--- Brief ---
Reproduce, word for word, the part of the text on Whiteside that opens with the words containing "He's about as" and closes with "be worth it.".

--- Excerpt to read ---
################

He's about as reliable as pick-and-roll screeners come, converting those looks at a rate of 1.23 points per possession (89th percentile). His rim protection can help cover other's mistakes, and he knocks 2.7 percentage points off his own matchup's shooting rate.
If defensive possessions need closing, his 30.3 defensive rebounding percentage (third overall) can do the trick.
"He can dominate a game without scoring," said Chris Bosh.
On the surface, that sounds like someone perhaps worthy of a nine-figure commitment. But these decisions are never made in a vacuum.
Risk vs. Reward
Since the Heat don't have full Bird rights on Whiteside, they'd have to use cap space to re-sign him. There'd be an opportunity cost for every dollar spent on him—perhaps 20 million of them.
If Whiteside cements himself as an elite center, he might be worth it.

################

--- Listed entries ---

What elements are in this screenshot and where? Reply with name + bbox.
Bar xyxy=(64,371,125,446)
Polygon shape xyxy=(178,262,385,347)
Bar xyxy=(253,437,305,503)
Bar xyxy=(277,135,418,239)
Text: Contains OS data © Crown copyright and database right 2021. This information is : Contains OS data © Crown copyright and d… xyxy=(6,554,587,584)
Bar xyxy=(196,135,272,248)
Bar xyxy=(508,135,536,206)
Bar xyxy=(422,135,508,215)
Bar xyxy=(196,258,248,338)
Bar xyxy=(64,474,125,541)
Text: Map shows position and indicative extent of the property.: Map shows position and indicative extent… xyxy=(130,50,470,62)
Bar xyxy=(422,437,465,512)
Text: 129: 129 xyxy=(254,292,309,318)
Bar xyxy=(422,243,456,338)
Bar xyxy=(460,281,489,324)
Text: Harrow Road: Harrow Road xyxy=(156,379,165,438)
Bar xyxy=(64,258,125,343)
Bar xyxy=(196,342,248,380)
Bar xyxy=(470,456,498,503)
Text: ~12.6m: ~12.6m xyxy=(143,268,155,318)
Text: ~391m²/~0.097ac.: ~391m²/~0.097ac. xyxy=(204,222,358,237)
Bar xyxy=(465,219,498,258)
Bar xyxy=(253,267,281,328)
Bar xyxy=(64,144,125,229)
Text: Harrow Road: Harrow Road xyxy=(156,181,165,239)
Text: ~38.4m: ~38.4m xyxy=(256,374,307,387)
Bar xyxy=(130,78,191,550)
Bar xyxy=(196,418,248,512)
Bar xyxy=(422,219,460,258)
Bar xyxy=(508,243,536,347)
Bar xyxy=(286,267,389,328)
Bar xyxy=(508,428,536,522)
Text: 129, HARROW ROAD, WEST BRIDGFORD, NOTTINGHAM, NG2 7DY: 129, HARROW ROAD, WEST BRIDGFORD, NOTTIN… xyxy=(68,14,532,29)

################

--- Result ---
He's about as reliable as pick-and-roll screeners come, converting those looks at a rate of 1.23 points per possession (89th percentile). His rim protection can help cover other's mistakes, and he knocks 2.7 percentage points off his own matchup's shooting rate.
If defensive possessions need closing, his 30.3 defensive rebounding percentage (third overall) can do the trick.
"He can dominate a game without scoring," said Chris Bosh.
On the surface, that sounds like someone perhaps worthy of a nine-figure commitment. But these decisions are never made in a vacuum.
Risk vs. Reward
Since the Heat don't have full Bird rights on Whiteside, they'd have to use cap space to re-sign him. There'd be an opportunity cost for every dollar spent on him—perhaps 20 million of them.
If Whiteside cements himself as an elite center, he might be worth it.